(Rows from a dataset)
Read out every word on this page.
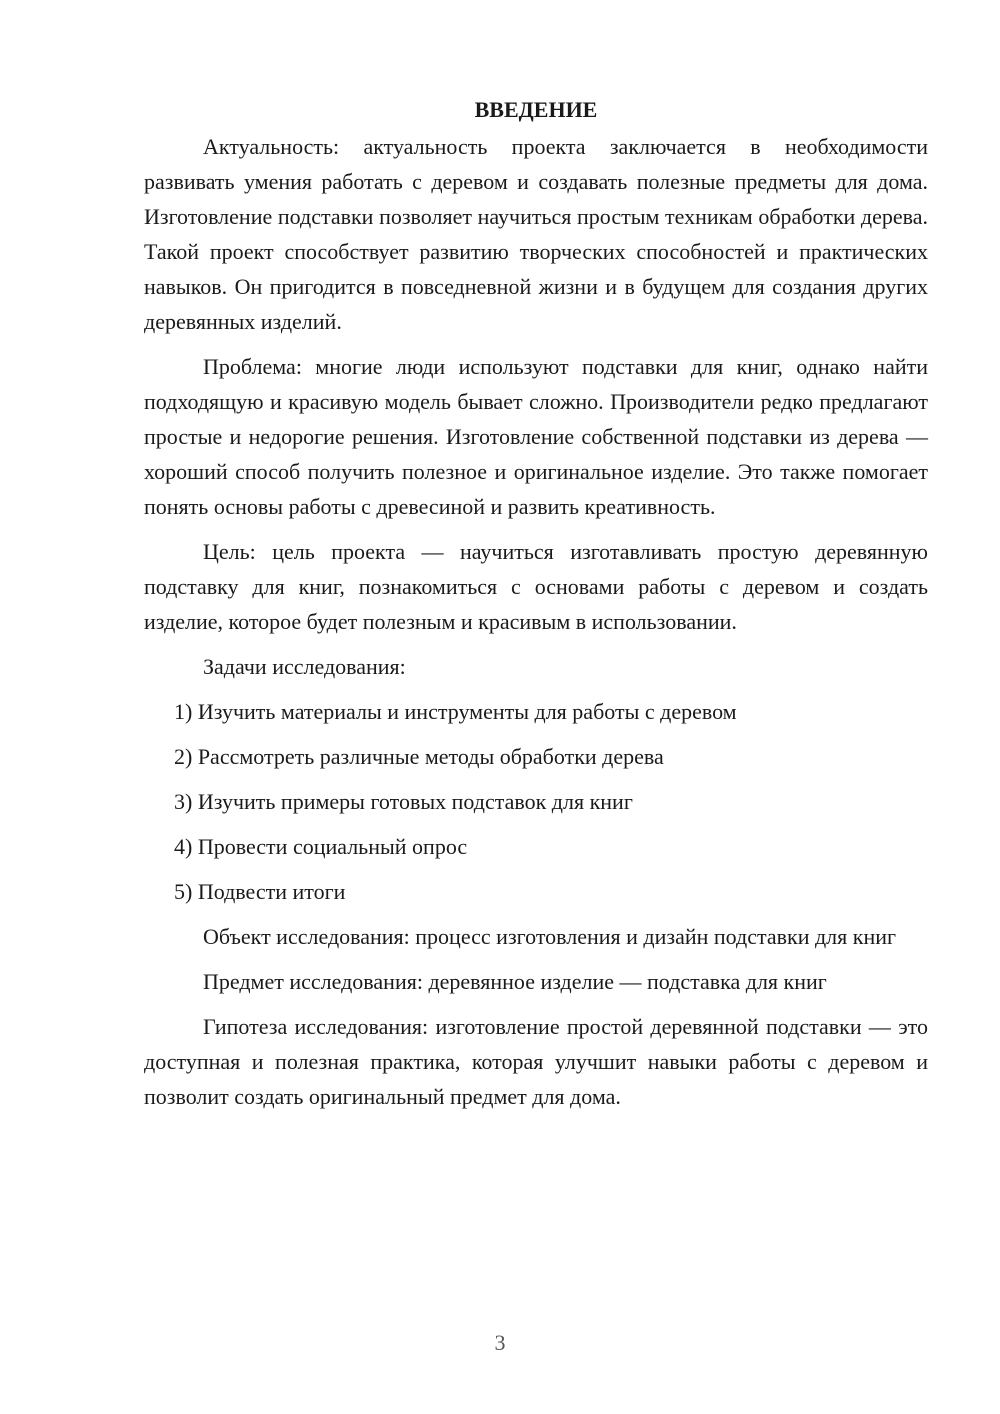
ВВЕДЕНИЕ

Актуальность: актуальность проекта заключается в необходимости развивать умения работать с деревом и создавать полезные предметы для дома. Изготовление подставки позволяет научиться простым техникам обработки дерева. Такой проект способствует развитию творческих способностей и практических навыков. Он пригодится в повседневной жизни и в будущем для создания других деревянных изделий.

Проблема: многие люди используют подставки для книг, однако найти подходящую и красивую модель бывает сложно. Производители редко предлагают простые и недорогие решения. Изготовление собственной подставки из дерева — хороший способ получить полезное и оригинальное изделие. Это также помогает понять основы работы с древесиной и развить креативность.

Цель: цель проекта — научиться изготавливать простую деревянную подставку для книг, познакомиться с основами работы с деревом и создать изделие, которое будет полезным и красивым в использовании.

Задачи исследования:

1) Изучить материалы и инструменты для работы с деревом
2) Рассмотреть различные методы обработки дерева
3) Изучить примеры готовых подставок для книг
4) Провести социальный опрос
5) Подвести итоги

Объект исследования: процесс изготовления и дизайн подставки для книг

Предмет исследования: деревянное изделие — подставка для книг

Гипотеза исследования: изготовление простой деревянной подставки — это доступная и полезная практика, которая улучшит навыки работы с деревом и позволит создать оригинальный предмет для дома.

3
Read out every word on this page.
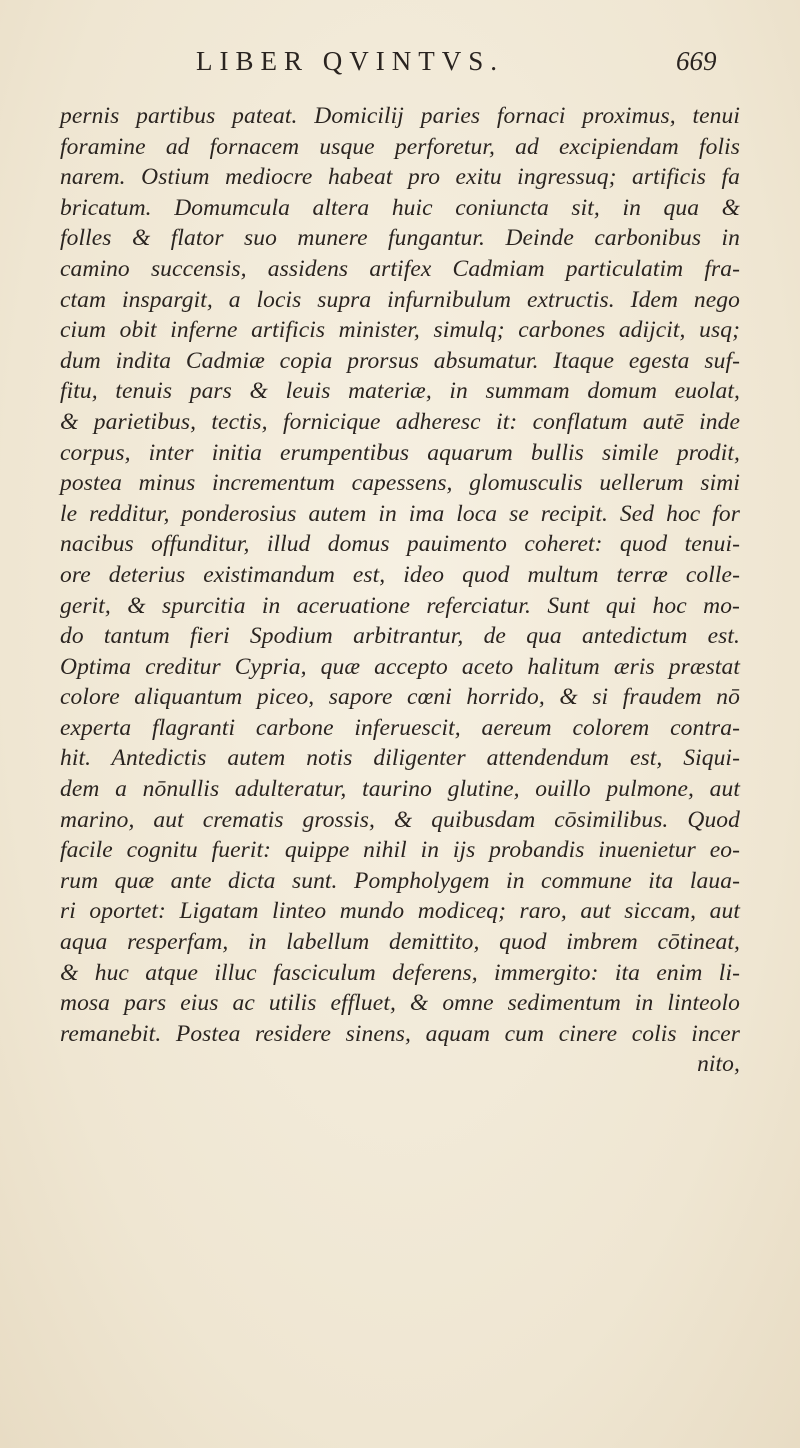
LIBER QVINTVS.	669
pernis partibus pateat. Domicilij paries fornaci proximus, tenui
foramine ad fornacem usque perforetur, ad excipiendam folis
narem. Ostium mediocre habeat pro exitu ingressuq; artificis fa
bricatum. Domumcula altera huic coniuncta sit, in qua &
folles & flator suo munere fungantur. Deinde carbonibus in
camino succensis, assidens artifex Cadmiam particulatim fra-
ctam inspargit, a locis supra infurnibulum extructis. Idem nego
cium obit inferne artificis minister, simulq; carbones adijcit, usq;
dum indita Cadmiæ copia prorsus absumatur. Itaque egesta suf-
fitu, tenuis pars & leuis materiæ, in summam domum euolat,
& parietibus, tectis, fornicique adheresc it: conflatum autē inde
corpus, inter initia erumpentibus aquarum bullis simile prodit,
postea minus incrementum capessens, glomusculis uellerum simi
le redditur, ponderosius autem in ima loca se recipit. Sed hoc for
nacibus offunditur, illud domus pauimento coheret: quod tenui-
ore deterius existimandum est, ideo quod multum terræ colle-
gerit, & spurcitia in aceruatione referciatur. Sunt qui hoc mo-
do tantum fieri Spodium arbitrantur, de qua antedictum est.
Optima creditur Cypria, quæ accepto aceto halitum æris præstat
colore aliquantum piceo, sapore cœni horrido, & si fraudem nō
experta flagranti carbone inferuescit, aereum colorem contra-
hit. Antedictis autem notis diligenter attendendum est, Siqui-
dem a nōnullis adulteratur, taurino glutine, ouillo pulmone, aut
marino, aut crematis grossis, & quibusdam cōsimilibus. Quod
facile cognitu fuerit: quippe nihil in ijs probandis inuenietur eo-
rum quæ ante dicta sunt. Pompholygem in commune ita laua-
ri oportet: Ligatam linteo mundo modiceq; raro, aut siccam, aut
aqua resperfam, in labellum demittito, quod imbrem cōtineat,
& huc atque illuc fasciculum deferens, immergito: ita enim li-
mosa pars eius ac utilis effluet, & omne sedimentum in linteolo
remanebit. Postea residere sinens, aquam cum cinere colis incer
nito,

● DIRECTIONS FOR THIS TASK
Copy the records above exactly, omitting every picture.

● IN RESPONSE
Read out every word on this page.
ВВЕДЕНИЕ

Актуальность: актуальность проекта заключается в необходимости развивать умения работать с деревом и создавать полезные предметы для дома. Изготовление подставки позволяет научиться простым техникам обработки дерева. Такой проект способствует развитию творческих способностей и практических навыков. Он пригодится в повседневной жизни и в будущем для создания других деревянных изделий.

Проблема: многие люди используют подставки для книг, однако найти подходящую и красивую модель бывает сложно. Производители редко предлагают простые и недорогие решения. Изготовление собственной подставки из дерева — хороший способ получить полезное и оригинальное изделие. Это также помогает понять основы работы с древесиной и развить креативность.

Цель: цель проекта — научиться изготавливать простую деревянную подставку для книг, познакомиться с основами работы с деревом и создать изделие, которое будет полезным и красивым в использовании.

Задачи исследования:

1) Изучить материалы и инструменты для работы с деревом
2) Рассмотреть различные методы обработки дерева
3) Изучить примеры готовых подставок для книг
4) Провести социальный опрос
5) Подвести итоги

Объект исследования: процесс изготовления и дизайн подставки для книг

Предмет исследования: деревянное изделие — подставка для книг

Гипотеза исследования: изготовление простой деревянной подставки — это доступная и полезная практика, которая улучшит навыки работы с деревом и позволит создать оригинальный предмет для дома.

3
Read out every word on this page.
LIBER QVINTVS.	669
pernis partibus pateat. Domicilij paries fornaci proximus, tenui
foramine ad fornacem usque perforetur, ad excipiendam folis
narem. Ostium mediocre habeat pro exitu ingressuq; artificis fa
bricatum. Domumcula altera huic coniuncta sit, in qua &
folles & flator suo munere fungantur. Deinde carbonibus in
camino succensis, assidens artifex Cadmiam particulatim fra-
ctam inspargit, a locis supra infurnibulum extructis. Idem nego
cium obit inferne artificis minister, simulq; carbones adijcit, usq;
dum indita Cadmiæ copia prorsus absumatur. Itaque egesta suf-
fitu, tenuis pars & leuis materiæ, in summam domum euolat,
& parietibus, tectis, fornicique adheresc it: conflatum autē inde
corpus, inter initia erumpentibus aquarum bullis simile prodit,
postea minus incrementum capessens, glomusculis uellerum simi
le redditur, ponderosius autem in ima loca se recipit. Sed hoc for
nacibus offunditur, illud domus pauimento coheret: quod tenui-
ore deterius existimandum est, ideo quod multum terræ colle-
gerit, & spurcitia in aceruatione referciatur. Sunt qui hoc mo-
do tantum fieri Spodium arbitrantur, de qua antedictum est.
Optima creditur Cypria, quæ accepto aceto halitum æris præstat
colore aliquantum piceo, sapore cœni horrido, & si fraudem nō
experta flagranti carbone inferuescit, aereum colorem contra-
hit. Antedictis autem notis diligenter attendendum est, Siqui-
dem a nōnullis adulteratur, taurino glutine, ouillo pulmone, aut
marino, aut crematis grossis, & quibusdam cōsimilibus. Quod
facile cognitu fuerit: quippe nihil in ijs probandis inuenietur eo-
rum quæ ante dicta sunt. Pompholygem in commune ita laua-
ri oportet: Ligatam linteo mundo modiceq; raro, aut siccam, aut
aqua resperfam, in labellum demittito, quod imbrem cōtineat,
& huc atque illuc fasciculum deferens, immergito: ita enim li-
mosa pars eius ac utilis effluet, & omne sedimentum in linteolo
remanebit. Postea residere sinens, aquam cum cinere colis incer
nito,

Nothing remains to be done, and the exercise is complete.